> Task statement:
Locate each line holding the string "PRINGLES" and copy it.

> Record extracts:
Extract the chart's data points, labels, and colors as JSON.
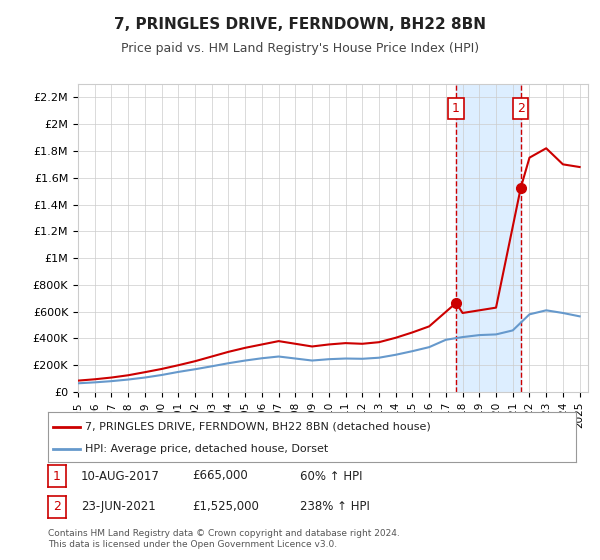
{
  "title": "7, PRINGLES DRIVE, FERNDOWN, BH22 8BN",
  "subtitle": "Price paid vs. HM Land Registry's House Price Index (HPI)",
  "ylabel": "",
  "ylim": [
    0,
    2300000
  ],
  "yticks": [
    0,
    200000,
    400000,
    600000,
    800000,
    1000000,
    1200000,
    1400000,
    1600000,
    1800000,
    2000000,
    2200000
  ],
  "ytick_labels": [
    "£0",
    "£200K",
    "£400K",
    "£600K",
    "£800K",
    "£1M",
    "£1.2M",
    "£1.4M",
    "£1.6M",
    "£1.8M",
    "£2M",
    "£2.2M"
  ],
  "xlim_start": 1995.0,
  "xlim_end": 2025.5,
  "xticks": [
    1995,
    1996,
    1997,
    1998,
    1999,
    2000,
    2001,
    2002,
    2003,
    2004,
    2005,
    2006,
    2007,
    2008,
    2009,
    2010,
    2011,
    2012,
    2013,
    2014,
    2015,
    2016,
    2017,
    2018,
    2019,
    2020,
    2021,
    2022,
    2023,
    2024,
    2025
  ],
  "transaction1_x": 2017.609,
  "transaction1_y": 665000,
  "transaction1_label": "1",
  "transaction2_x": 2021.479,
  "transaction2_y": 1525000,
  "transaction2_label": "2",
  "legend_line1": "7, PRINGLES DRIVE, FERNDOWN, BH22 8BN (detached house)",
  "legend_line2": "HPI: Average price, detached house, Dorset",
  "table_row1": [
    "1",
    "10-AUG-2017",
    "£665,000",
    "60% ↑ HPI"
  ],
  "table_row2": [
    "2",
    "23-JUN-2021",
    "£1,525,000",
    "238% ↑ HPI"
  ],
  "footer": "Contains HM Land Registry data © Crown copyright and database right 2024.\nThis data is licensed under the Open Government Licence v3.0.",
  "property_color": "#cc0000",
  "hpi_color": "#6699cc",
  "shade_color": "#ddeeff",
  "hpi_years": [
    1995,
    1996,
    1997,
    1998,
    1999,
    2000,
    2001,
    2002,
    2003,
    2004,
    2005,
    2006,
    2007,
    2008,
    2009,
    2010,
    2011,
    2012,
    2013,
    2014,
    2015,
    2016,
    2017,
    2018,
    2019,
    2020,
    2021,
    2022,
    2023,
    2024,
    2025
  ],
  "hpi_values": [
    65000,
    72000,
    81000,
    93000,
    108000,
    127000,
    150000,
    170000,
    192000,
    215000,
    235000,
    252000,
    265000,
    250000,
    235000,
    245000,
    250000,
    248000,
    256000,
    278000,
    305000,
    335000,
    390000,
    410000,
    425000,
    430000,
    460000,
    580000,
    610000,
    590000,
    565000
  ],
  "property_years": [
    1995,
    1996,
    1997,
    1998,
    1999,
    2000,
    2001,
    2002,
    2003,
    2004,
    2005,
    2006,
    2007,
    2008,
    2009,
    2010,
    2011,
    2012,
    2013,
    2014,
    2015,
    2016,
    2017.609,
    2018,
    2019,
    2020,
    2021.479,
    2022,
    2023,
    2024,
    2025
  ],
  "property_values": [
    85000,
    95000,
    108000,
    125000,
    148000,
    172000,
    200000,
    230000,
    265000,
    300000,
    330000,
    355000,
    380000,
    360000,
    340000,
    355000,
    365000,
    360000,
    372000,
    405000,
    445000,
    490000,
    665000,
    590000,
    610000,
    630000,
    1525000,
    1750000,
    1820000,
    1700000,
    1680000
  ],
  "bg_color": "#ffffff",
  "grid_color": "#cccccc"
}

> Expected answer:
  "title": "7, PRINGLES DRIVE, FERNDOWN, BH22 8BN",
  "legend_line1": "7, PRINGLES DRIVE, FERNDOWN, BH22 8BN (detached house)",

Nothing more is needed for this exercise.